> [EXTRACT TO READ]:
+ + + +

Sanglim Forest, located in Hamyang, South Gyeongsang Province may seem like a random reason to travel outside of Seoul, but going for a walk here means so much more than just seeing the trees in a forest.

Written by
Hye Won Kim
It takes 3hrs and 20mins to get from Seoul to Hamyang by Express Bus. This is the only option because trains don’t travel here. A lot of people assume that the only reason I’d want to go Hamyang is because I’m from there and before I came to Seoul, no one ever talked about this particular forest. I later came to find that it’s the oldest artificial forest in Korea, created 1,100 years ago under Choe Chi-won of the Silla Dynasty. Installation artist Jang Min-seung and composer Jung Jae-il collaborated last year to create records about their observations of this artificial forest. Then, they released an app called, Sanglim, which features videos of the forest coupled with a digital album made especially for the place. I always wanted to go to Hamyang because it was my dream to listen to the song “Sanglim” in Sanglim Forest.
Let's go!

First day Sanglim–Jianjae, Odojae Pass–Seoamjeongsa Temple–Jeong Ilpum Myeongga Hanok
Second day Ildu Gotaek House, Gaepyeong Village–transportation Express Bus

3hrs 25mins
tickets 18,000 won (from Dong Seoul Express Bus Terminal)

+ + + +

(Dataset excerpt)
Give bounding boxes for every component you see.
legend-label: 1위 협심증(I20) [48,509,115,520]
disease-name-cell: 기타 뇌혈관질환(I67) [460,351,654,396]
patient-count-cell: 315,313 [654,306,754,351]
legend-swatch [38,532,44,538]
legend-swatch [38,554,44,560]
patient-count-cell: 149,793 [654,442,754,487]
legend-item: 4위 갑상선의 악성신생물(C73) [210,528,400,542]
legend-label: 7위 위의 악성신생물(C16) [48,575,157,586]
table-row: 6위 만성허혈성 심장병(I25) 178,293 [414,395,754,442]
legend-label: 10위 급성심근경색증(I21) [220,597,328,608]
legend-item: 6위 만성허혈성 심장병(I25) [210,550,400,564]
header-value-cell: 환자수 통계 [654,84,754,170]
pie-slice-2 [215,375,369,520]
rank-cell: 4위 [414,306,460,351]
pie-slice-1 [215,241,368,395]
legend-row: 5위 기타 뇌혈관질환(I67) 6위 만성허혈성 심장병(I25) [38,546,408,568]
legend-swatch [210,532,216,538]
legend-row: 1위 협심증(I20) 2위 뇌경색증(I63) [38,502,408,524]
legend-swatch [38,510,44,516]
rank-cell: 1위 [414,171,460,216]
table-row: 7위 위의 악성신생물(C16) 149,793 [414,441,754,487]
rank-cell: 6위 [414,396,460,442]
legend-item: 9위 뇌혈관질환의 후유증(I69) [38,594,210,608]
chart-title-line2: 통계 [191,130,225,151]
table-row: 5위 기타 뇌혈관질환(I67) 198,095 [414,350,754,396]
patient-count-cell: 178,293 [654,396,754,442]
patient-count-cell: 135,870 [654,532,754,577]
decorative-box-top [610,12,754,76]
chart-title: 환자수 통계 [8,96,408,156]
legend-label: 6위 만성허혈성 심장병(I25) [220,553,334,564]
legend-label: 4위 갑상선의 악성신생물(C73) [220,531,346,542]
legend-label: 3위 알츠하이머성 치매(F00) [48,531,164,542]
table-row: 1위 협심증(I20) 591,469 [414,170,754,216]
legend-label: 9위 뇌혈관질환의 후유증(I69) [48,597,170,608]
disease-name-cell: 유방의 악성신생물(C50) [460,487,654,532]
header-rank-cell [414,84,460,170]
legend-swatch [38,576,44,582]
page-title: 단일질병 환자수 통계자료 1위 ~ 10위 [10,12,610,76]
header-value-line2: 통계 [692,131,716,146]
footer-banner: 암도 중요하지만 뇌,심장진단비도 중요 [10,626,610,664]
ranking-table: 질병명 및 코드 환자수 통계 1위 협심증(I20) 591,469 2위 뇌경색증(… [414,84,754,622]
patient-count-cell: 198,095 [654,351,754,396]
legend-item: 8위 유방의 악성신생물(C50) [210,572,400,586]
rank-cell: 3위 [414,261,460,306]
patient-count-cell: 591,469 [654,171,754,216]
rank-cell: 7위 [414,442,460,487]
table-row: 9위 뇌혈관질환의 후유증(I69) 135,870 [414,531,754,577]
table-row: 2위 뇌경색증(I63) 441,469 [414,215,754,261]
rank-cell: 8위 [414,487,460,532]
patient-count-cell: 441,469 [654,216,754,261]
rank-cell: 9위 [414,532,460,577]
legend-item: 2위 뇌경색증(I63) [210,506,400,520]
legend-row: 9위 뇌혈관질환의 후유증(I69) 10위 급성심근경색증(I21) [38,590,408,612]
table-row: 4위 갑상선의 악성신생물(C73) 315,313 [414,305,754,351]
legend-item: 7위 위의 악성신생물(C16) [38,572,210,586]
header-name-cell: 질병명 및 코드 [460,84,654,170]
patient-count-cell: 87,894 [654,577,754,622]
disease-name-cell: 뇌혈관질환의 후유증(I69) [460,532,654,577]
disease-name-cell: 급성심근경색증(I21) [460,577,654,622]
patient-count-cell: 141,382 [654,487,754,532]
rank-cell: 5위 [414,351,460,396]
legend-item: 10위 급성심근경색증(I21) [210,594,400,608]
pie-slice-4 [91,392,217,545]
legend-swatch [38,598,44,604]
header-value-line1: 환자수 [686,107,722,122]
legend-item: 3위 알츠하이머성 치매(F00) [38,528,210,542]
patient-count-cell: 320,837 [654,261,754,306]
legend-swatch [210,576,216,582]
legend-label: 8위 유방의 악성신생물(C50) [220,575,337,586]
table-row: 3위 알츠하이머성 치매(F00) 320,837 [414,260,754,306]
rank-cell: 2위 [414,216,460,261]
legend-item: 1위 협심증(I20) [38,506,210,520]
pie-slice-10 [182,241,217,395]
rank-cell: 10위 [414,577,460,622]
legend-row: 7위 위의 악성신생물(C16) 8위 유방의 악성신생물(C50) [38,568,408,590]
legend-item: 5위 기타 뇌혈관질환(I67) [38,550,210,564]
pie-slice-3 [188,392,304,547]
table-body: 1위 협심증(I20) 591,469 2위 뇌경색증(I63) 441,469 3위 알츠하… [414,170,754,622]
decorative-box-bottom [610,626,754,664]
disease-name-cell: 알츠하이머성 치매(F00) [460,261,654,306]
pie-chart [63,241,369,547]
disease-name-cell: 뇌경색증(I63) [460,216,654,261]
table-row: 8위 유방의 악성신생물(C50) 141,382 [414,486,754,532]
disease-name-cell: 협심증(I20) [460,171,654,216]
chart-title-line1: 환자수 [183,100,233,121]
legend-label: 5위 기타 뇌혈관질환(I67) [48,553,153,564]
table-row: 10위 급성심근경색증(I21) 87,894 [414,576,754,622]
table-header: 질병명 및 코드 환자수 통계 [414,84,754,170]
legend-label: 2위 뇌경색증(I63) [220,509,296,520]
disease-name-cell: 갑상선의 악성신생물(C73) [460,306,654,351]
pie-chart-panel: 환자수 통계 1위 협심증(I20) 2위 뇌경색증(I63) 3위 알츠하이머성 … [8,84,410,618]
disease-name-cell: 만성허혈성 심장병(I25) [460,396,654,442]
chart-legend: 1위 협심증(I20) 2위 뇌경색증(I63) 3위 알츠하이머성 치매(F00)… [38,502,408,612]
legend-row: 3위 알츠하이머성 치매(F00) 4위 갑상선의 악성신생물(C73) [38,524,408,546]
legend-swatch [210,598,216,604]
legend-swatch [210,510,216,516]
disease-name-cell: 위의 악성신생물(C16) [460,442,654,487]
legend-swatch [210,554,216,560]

+ + + +

> [PROBLEM]:
Can you reproduce the Sanglim Forest travel piece word for word, from start to end? Nothing in the listing matters here.

> [THE REPLY]:
Sanglim Forest, located in Hamyang, South Gyeongsang Province may seem like a random reason to travel outside of Seoul, but going for a walk here means so much more than just seeing the trees in a forest.

Written by
Hye Won Kim
It takes 3hrs and 20mins to get from Seoul to Hamyang by Express Bus. This is the only option because trains don’t travel here. A lot of people assume that the only reason I’d want to go Hamyang is because I’m from there and before I came to Seoul, no one ever talked about this particular forest. I later came to find that it’s the oldest artificial forest in Korea, created 1,100 years ago under Choe Chi-won of the Silla Dynasty. Installation artist Jang Min-seung and composer Jung Jae-il collaborated last year to create records about their observations of this artificial forest. Then, they released an app called, Sanglim, which features videos of the forest coupled with a digital album made especially for the place. I always wanted to go to Hamyang because it was my dream to listen to the song “Sanglim” in Sanglim Forest.
Let's go!

First day Sanglim–Jianjae, Odojae Pass–Seoamjeongsa Temple–Jeong Ilpum Myeongga Hanok
Second day Ildu Gotaek House, Gaepyeong Village–transportation Express Bus

3hrs 25mins
tickets 18,000 won (from Dong Seoul Express Bus Terminal)